Problem description >> Quote the listing in full, exactly as given, minus any pictures.

Saved data entries
● ● ● ● ●
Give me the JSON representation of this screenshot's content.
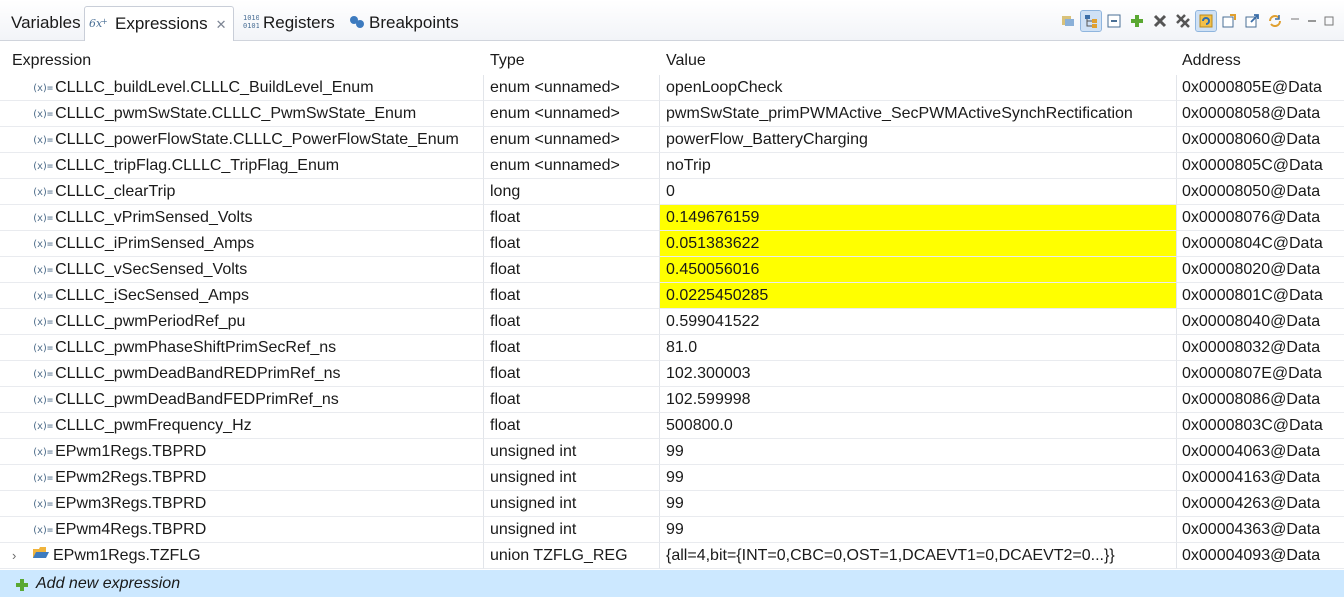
{
  "tabs": [
    {
      "label": "Variables",
      "active": false
    },
    {
      "label": "Expressions",
      "active": true
    },
    {
      "label": "Registers",
      "active": false
    },
    {
      "label": "Breakpoints",
      "active": false
    }
  ],
  "columns": {
    "expression": "Expression",
    "type": "Type",
    "value": "Value",
    "address": "Address"
  },
  "rows": [
    {
      "expression": "CLLLC_buildLevel.CLLLC_BuildLevel_Enum",
      "type": "enum <unnamed>",
      "value": "openLoopCheck",
      "address": "0x0000805E@Data",
      "highlighted": false
    },
    {
      "expression": "CLLLC_pwmSwState.CLLLC_PwmSwState_Enum",
      "type": "enum <unnamed>",
      "value": "pwmSwState_primPWMActive_SecPWMActiveSynchRectification",
      "address": "0x00008058@Data",
      "highlighted": false
    },
    {
      "expression": "CLLLC_powerFlowState.CLLLC_PowerFlowState_Enum",
      "type": "enum <unnamed>",
      "value": "powerFlow_BatteryCharging",
      "address": "0x00008060@Data",
      "highlighted": false
    },
    {
      "expression": "CLLLC_tripFlag.CLLLC_TripFlag_Enum",
      "type": "enum <unnamed>",
      "value": "noTrip",
      "address": "0x0000805C@Data",
      "highlighted": false
    },
    {
      "expression": "CLLLC_clearTrip",
      "type": "long",
      "value": "0",
      "address": "0x00008050@Data",
      "highlighted": false
    },
    {
      "expression": "CLLLC_vPrimSensed_Volts",
      "type": "float",
      "value": "0.149676159",
      "address": "0x00008076@Data",
      "highlighted": true
    },
    {
      "expression": "CLLLC_iPrimSensed_Amps",
      "type": "float",
      "value": "0.051383622",
      "address": "0x0000804C@Data",
      "highlighted": true
    },
    {
      "expression": "CLLLC_vSecSensed_Volts",
      "type": "float",
      "value": "0.450056016",
      "address": "0x00008020@Data",
      "highlighted": true
    },
    {
      "expression": "CLLLC_iSecSensed_Amps",
      "type": "float",
      "value": "0.0225450285",
      "address": "0x0000801C@Data",
      "highlighted": true
    },
    {
      "expression": "CLLLC_pwmPeriodRef_pu",
      "type": "float",
      "value": "0.599041522",
      "address": "0x00008040@Data",
      "highlighted": false
    },
    {
      "expression": "CLLLC_pwmPhaseShiftPrimSecRef_ns",
      "type": "float",
      "value": "81.0",
      "address": "0x00008032@Data",
      "highlighted": false
    },
    {
      "expression": "CLLLC_pwmDeadBandREDPrimRef_ns",
      "type": "float",
      "value": "102.300003",
      "address": "0x0000807E@Data",
      "highlighted": false
    },
    {
      "expression": "CLLLC_pwmDeadBandFEDPrimRef_ns",
      "type": "float",
      "value": "102.599998",
      "address": "0x00008086@Data",
      "highlighted": false
    },
    {
      "expression": "CLLLC_pwmFrequency_Hz",
      "type": "float",
      "value": "500800.0",
      "address": "0x0000803C@Data",
      "highlighted": false
    },
    {
      "expression": "EPwm1Regs.TBPRD",
      "type": "unsigned int",
      "value": "99",
      "address": "0x00004063@Data",
      "highlighted": false
    },
    {
      "expression": "EPwm2Regs.TBPRD",
      "type": "unsigned int",
      "value": "99",
      "address": "0x00004163@Data",
      "highlighted": false
    },
    {
      "expression": "EPwm3Regs.TBPRD",
      "type": "unsigned int",
      "value": "99",
      "address": "0x00004263@Data",
      "highlighted": false
    },
    {
      "expression": "EPwm4Regs.TBPRD",
      "type": "unsigned int",
      "value": "99",
      "address": "0x00004363@Data",
      "highlighted": false
    },
    {
      "expression": "EPwm1Regs.TZFLG",
      "type": "union TZFLG_REG",
      "value": "{all=4,bit={INT=0,CBC=0,OST=1,DCAEVT1=0,DCAEVT2=0...}}",
      "address": "0x00004093@Data",
      "highlighted": false,
      "expandable": true
    }
  ],
  "add_expression_label": "Add new expression",
  "colors": {
    "highlight": "#ffff00",
    "add_row_bg": "#cce8ff"
  }
}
● ● ● ● ●
Result of the exercise >>
Give me the JSON representation of this screenshot's content.
{
  "tabs": [
    {
      "label": "Variables",
      "active": false
    },
    {
      "label": "Expressions",
      "active": true
    },
    {
      "label": "Registers",
      "active": false
    },
    {
      "label": "Breakpoints",
      "active": false
    }
  ],
  "columns": {
    "expression": "Expression",
    "type": "Type",
    "value": "Value",
    "address": "Address"
  },
  "rows": [
    {
      "expression": "CLLLC_buildLevel.CLLLC_BuildLevel_Enum",
      "type": "enum <unnamed>",
      "value": "openLoopCheck",
      "address": "0x0000805E@Data",
      "highlighted": false
    },
    {
      "expression": "CLLLC_pwmSwState.CLLLC_PwmSwState_Enum",
      "type": "enum <unnamed>",
      "value": "pwmSwState_primPWMActive_SecPWMActiveSynchRectification",
      "address": "0x00008058@Data",
      "highlighted": false
    },
    {
      "expression": "CLLLC_powerFlowState.CLLLC_PowerFlowState_Enum",
      "type": "enum <unnamed>",
      "value": "powerFlow_BatteryCharging",
      "address": "0x00008060@Data",
      "highlighted": false
    },
    {
      "expression": "CLLLC_tripFlag.CLLLC_TripFlag_Enum",
      "type": "enum <unnamed>",
      "value": "noTrip",
      "address": "0x0000805C@Data",
      "highlighted": false
    },
    {
      "expression": "CLLLC_clearTrip",
      "type": "long",
      "value": "0",
      "address": "0x00008050@Data",
      "highlighted": false
    },
    {
      "expression": "CLLLC_vPrimSensed_Volts",
      "type": "float",
      "value": "0.149676159",
      "address": "0x00008076@Data",
      "highlighted": true
    },
    {
      "expression": "CLLLC_iPrimSensed_Amps",
      "type": "float",
      "value": "0.051383622",
      "address": "0x0000804C@Data",
      "highlighted": true
    },
    {
      "expression": "CLLLC_vSecSensed_Volts",
      "type": "float",
      "value": "0.450056016",
      "address": "0x00008020@Data",
      "highlighted": true
    },
    {
      "expression": "CLLLC_iSecSensed_Amps",
      "type": "float",
      "value": "0.0225450285",
      "address": "0x0000801C@Data",
      "highlighted": true
    },
    {
      "expression": "CLLLC_pwmPeriodRef_pu",
      "type": "float",
      "value": "0.599041522",
      "address": "0x00008040@Data",
      "highlighted": false
    },
    {
      "expression": "CLLLC_pwmPhaseShiftPrimSecRef_ns",
      "type": "float",
      "value": "81.0",
      "address": "0x00008032@Data",
      "highlighted": false
    },
    {
      "expression": "CLLLC_pwmDeadBandREDPrimRef_ns",
      "type": "float",
      "value": "102.300003",
      "address": "0x0000807E@Data",
      "highlighted": false
    },
    {
      "expression": "CLLLC_pwmDeadBandFEDPrimRef_ns",
      "type": "float",
      "value": "102.599998",
      "address": "0x00008086@Data",
      "highlighted": false
    },
    {
      "expression": "CLLLC_pwmFrequency_Hz",
      "type": "float",
      "value": "500800.0",
      "address": "0x0000803C@Data",
      "highlighted": false
    },
    {
      "expression": "EPwm1Regs.TBPRD",
      "type": "unsigned int",
      "value": "99",
      "address": "0x00004063@Data",
      "highlighted": false
    },
    {
      "expression": "EPwm2Regs.TBPRD",
      "type": "unsigned int",
      "value": "99",
      "address": "0x00004163@Data",
      "highlighted": false
    },
    {
      "expression": "EPwm3Regs.TBPRD",
      "type": "unsigned int",
      "value": "99",
      "address": "0x00004263@Data",
      "highlighted": false
    },
    {
      "expression": "EPwm4Regs.TBPRD",
      "type": "unsigned int",
      "value": "99",
      "address": "0x00004363@Data",
      "highlighted": false
    },
    {
      "expression": "EPwm1Regs.TZFLG",
      "type": "union TZFLG_REG",
      "value": "{all=4,bit={INT=0,CBC=0,OST=1,DCAEVT1=0,DCAEVT2=0...}}",
      "address": "0x00004093@Data",
      "highlighted": false,
      "expandable": true
    }
  ],
  "add_expression_label": "Add new expression",
  "colors": {
    "highlight": "#ffff00",
    "add_row_bg": "#cce8ff"
  }
}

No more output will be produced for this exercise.